- **Stored data**
+ + +

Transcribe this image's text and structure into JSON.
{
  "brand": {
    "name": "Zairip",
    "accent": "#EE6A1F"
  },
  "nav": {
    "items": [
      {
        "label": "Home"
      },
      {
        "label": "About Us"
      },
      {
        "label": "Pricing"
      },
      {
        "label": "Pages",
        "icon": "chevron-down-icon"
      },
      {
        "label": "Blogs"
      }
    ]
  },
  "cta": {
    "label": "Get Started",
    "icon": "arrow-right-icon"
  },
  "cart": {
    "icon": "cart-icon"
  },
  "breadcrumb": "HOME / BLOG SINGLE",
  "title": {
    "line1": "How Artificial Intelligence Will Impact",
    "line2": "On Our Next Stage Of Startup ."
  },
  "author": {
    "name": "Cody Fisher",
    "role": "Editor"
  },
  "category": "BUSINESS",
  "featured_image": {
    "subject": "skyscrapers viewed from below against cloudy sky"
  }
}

+ + +

- **Aim of the exercise**
Give all of the entries again, word for word.

- **Answer to the problem**
Transcribe this image's text and structure into JSON.
{
  "brand": {
    "name": "Zairip",
    "accent": "#EE6A1F"
  },
  "nav": {
    "items": [
      {
        "label": "Home"
      },
      {
        "label": "About Us"
      },
      {
        "label": "Pricing"
      },
      {
        "label": "Pages",
        "icon": "chevron-down-icon"
      },
      {
        "label": "Blogs"
      }
    ]
  },
  "cta": {
    "label": "Get Started",
    "icon": "arrow-right-icon"
  },
  "cart": {
    "icon": "cart-icon"
  },
  "breadcrumb": "HOME / BLOG SINGLE",
  "title": {
    "line1": "How Artificial Intelligence Will Impact",
    "line2": "On Our Next Stage Of Startup ."
  },
  "author": {
    "name": "Cody Fisher",
    "role": "Editor"
  },
  "category": "BUSINESS",
  "featured_image": {
    "subject": "skyscrapers viewed from below against cloudy sky"
  }
}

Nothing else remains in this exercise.